__TASK STATEMENT__:
Restate each line word for word. Leave out every picture.

__MATERIAL FOR THIS EXERCISE__:

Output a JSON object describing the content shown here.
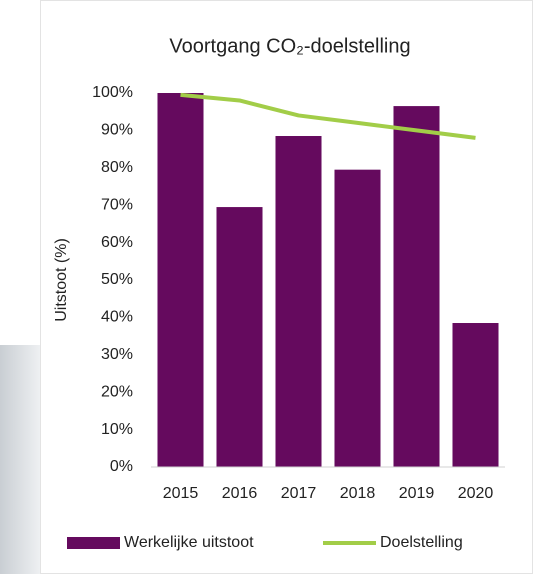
{
  "chart_data": {
    "type": "bar",
    "title": "Voortgang CO₂-doelstelling",
    "y_label": "Uitstoot (%)",
    "categories": [
      "2015",
      "2016",
      "2017",
      "2018",
      "2019",
      "2020"
    ],
    "series": [
      {
        "name": "Werkelijke uitstoot",
        "type": "bar",
        "color": "#650a5e",
        "values": [
          100,
          69.5,
          88.5,
          79.5,
          96.5,
          38.5
        ]
      },
      {
        "name": "Doelstelling",
        "type": "line",
        "color": "#a2cd48",
        "values": [
          99.5,
          98,
          94,
          92,
          90,
          88
        ]
      }
    ],
    "ylim": [
      0,
      100
    ],
    "yticks": [
      {
        "value": 0,
        "label": "0%"
      },
      {
        "value": 10,
        "label": "10%"
      },
      {
        "value": 20,
        "label": "20%"
      },
      {
        "value": 30,
        "label": "30%"
      },
      {
        "value": 40,
        "label": "40%"
      },
      {
        "value": 50,
        "label": "50%"
      },
      {
        "value": 60,
        "label": "60%"
      },
      {
        "value": 70,
        "label": "70%"
      },
      {
        "value": 80,
        "label": "80%"
      },
      {
        "value": 90,
        "label": "90%"
      },
      {
        "value": 100,
        "label": "100%"
      }
    ],
    "grid": false,
    "legend": "bottom"
  }
}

__RESPONSE TO THE EXERCISE__:
Output a JSON object describing the content shown here.
{
  "chart_data": {
    "type": "bar",
    "title": "Voortgang CO₂-doelstelling",
    "y_label": "Uitstoot (%)",
    "categories": [
      "2015",
      "2016",
      "2017",
      "2018",
      "2019",
      "2020"
    ],
    "series": [
      {
        "name": "Werkelijke uitstoot",
        "type": "bar",
        "color": "#650a5e",
        "values": [
          100,
          69.5,
          88.5,
          79.5,
          96.5,
          38.5
        ]
      },
      {
        "name": "Doelstelling",
        "type": "line",
        "color": "#a2cd48",
        "values": [
          99.5,
          98,
          94,
          92,
          90,
          88
        ]
      }
    ],
    "ylim": [
      0,
      100
    ],
    "yticks": [
      {
        "value": 0,
        "label": "0%"
      },
      {
        "value": 10,
        "label": "10%"
      },
      {
        "value": 20,
        "label": "20%"
      },
      {
        "value": 30,
        "label": "30%"
      },
      {
        "value": 40,
        "label": "40%"
      },
      {
        "value": 50,
        "label": "50%"
      },
      {
        "value": 60,
        "label": "60%"
      },
      {
        "value": 70,
        "label": "70%"
      },
      {
        "value": 80,
        "label": "80%"
      },
      {
        "value": 90,
        "label": "90%"
      },
      {
        "value": 100,
        "label": "100%"
      }
    ],
    "grid": false,
    "legend": "bottom"
  }
}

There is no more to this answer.